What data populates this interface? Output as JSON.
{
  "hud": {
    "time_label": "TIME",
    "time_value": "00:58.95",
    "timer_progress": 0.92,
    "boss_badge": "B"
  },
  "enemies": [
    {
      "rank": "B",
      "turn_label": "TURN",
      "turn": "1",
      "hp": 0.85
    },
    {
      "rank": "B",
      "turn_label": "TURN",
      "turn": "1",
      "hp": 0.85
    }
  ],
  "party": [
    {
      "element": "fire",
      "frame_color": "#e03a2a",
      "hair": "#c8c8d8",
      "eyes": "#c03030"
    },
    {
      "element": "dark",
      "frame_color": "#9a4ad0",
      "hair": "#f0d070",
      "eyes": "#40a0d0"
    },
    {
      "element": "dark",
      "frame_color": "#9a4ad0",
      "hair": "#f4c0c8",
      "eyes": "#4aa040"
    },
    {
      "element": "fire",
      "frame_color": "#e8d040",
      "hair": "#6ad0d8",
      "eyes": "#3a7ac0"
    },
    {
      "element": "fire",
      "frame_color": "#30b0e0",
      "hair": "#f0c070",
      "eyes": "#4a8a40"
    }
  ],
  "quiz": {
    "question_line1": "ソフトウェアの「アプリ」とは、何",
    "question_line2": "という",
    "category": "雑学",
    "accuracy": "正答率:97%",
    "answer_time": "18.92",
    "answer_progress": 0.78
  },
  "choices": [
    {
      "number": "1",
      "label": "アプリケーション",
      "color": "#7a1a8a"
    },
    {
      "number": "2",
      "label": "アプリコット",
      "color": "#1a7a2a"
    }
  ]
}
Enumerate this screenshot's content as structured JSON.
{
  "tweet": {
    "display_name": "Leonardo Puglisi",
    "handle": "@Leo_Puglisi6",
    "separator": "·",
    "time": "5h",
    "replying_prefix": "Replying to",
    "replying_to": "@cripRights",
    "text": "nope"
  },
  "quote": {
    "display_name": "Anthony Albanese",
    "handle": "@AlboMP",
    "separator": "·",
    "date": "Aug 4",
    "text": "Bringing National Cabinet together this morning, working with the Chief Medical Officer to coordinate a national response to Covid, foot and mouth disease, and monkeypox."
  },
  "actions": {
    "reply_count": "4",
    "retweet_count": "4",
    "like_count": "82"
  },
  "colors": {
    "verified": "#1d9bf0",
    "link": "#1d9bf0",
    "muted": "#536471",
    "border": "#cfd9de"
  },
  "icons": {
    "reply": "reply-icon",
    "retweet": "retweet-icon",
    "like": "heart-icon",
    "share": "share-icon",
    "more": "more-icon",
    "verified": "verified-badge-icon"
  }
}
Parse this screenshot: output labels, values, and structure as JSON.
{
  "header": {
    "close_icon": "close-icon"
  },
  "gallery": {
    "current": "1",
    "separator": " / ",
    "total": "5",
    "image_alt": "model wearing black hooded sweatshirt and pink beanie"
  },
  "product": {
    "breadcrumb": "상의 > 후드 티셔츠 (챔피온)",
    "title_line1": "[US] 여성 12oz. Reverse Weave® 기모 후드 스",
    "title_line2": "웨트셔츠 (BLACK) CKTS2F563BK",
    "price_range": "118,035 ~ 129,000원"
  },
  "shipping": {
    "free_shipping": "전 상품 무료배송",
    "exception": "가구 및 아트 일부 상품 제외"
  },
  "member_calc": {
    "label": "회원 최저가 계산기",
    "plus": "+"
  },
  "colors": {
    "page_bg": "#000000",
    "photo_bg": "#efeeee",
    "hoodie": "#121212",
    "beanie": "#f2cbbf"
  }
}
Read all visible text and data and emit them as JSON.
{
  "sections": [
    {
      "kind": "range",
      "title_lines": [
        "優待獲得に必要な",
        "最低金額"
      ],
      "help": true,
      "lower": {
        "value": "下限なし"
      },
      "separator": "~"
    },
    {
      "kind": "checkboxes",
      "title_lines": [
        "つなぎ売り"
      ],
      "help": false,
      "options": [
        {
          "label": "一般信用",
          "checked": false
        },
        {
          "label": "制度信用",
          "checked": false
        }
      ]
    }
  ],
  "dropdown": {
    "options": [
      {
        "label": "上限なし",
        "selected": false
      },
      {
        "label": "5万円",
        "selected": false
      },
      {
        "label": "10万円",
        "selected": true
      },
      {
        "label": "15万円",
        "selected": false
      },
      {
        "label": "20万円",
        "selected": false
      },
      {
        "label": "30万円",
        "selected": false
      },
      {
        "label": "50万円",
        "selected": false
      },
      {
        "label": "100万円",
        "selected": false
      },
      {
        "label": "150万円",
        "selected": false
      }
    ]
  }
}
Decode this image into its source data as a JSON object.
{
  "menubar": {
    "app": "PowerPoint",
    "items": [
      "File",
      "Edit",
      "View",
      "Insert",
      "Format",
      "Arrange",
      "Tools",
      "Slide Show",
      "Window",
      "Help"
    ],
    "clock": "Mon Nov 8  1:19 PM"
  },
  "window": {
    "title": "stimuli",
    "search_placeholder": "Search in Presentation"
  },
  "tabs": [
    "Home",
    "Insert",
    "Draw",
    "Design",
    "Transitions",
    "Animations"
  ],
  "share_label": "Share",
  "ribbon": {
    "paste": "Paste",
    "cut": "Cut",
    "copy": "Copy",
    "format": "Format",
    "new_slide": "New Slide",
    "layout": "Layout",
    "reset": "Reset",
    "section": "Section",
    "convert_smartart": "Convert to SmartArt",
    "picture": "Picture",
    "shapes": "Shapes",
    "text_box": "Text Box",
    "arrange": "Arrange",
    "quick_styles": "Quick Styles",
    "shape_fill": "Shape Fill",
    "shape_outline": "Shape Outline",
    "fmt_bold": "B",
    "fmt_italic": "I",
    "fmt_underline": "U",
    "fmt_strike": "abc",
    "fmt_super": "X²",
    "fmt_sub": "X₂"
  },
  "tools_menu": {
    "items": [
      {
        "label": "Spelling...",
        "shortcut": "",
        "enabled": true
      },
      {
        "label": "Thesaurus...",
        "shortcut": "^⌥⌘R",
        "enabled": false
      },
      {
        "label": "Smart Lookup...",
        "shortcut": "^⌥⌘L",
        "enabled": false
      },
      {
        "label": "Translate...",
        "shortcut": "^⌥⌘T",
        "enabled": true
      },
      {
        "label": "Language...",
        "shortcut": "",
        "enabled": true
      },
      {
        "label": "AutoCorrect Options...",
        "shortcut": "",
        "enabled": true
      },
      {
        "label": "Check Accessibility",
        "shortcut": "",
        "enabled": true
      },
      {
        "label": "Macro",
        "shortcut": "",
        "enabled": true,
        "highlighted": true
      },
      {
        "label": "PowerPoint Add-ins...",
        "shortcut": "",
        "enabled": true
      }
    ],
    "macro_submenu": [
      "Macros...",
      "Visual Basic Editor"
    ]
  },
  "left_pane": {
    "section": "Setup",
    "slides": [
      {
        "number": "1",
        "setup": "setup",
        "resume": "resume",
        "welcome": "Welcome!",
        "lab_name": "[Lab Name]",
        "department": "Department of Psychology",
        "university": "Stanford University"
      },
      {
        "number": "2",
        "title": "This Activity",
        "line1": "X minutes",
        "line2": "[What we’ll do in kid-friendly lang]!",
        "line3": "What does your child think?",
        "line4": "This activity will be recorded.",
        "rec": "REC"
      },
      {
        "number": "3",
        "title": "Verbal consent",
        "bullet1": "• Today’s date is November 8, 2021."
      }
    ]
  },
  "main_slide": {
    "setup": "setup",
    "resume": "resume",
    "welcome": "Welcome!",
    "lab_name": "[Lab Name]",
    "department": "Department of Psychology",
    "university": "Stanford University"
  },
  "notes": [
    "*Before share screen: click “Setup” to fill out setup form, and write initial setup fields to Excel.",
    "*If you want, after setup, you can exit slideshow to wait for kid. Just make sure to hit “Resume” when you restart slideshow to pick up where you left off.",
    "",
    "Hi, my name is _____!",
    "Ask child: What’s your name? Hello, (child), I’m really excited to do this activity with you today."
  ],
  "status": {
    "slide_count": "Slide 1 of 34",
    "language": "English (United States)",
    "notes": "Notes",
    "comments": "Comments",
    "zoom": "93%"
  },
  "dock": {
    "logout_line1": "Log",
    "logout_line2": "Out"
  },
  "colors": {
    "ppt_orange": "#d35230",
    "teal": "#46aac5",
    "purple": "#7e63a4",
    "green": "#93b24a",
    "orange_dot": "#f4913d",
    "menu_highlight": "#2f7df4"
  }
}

DIRECTIONS FOR THIS TASK:
Tally how many lines of the material contain the word "PowerPoint". The answer must be the number and nothing else.

OUTPUT:
2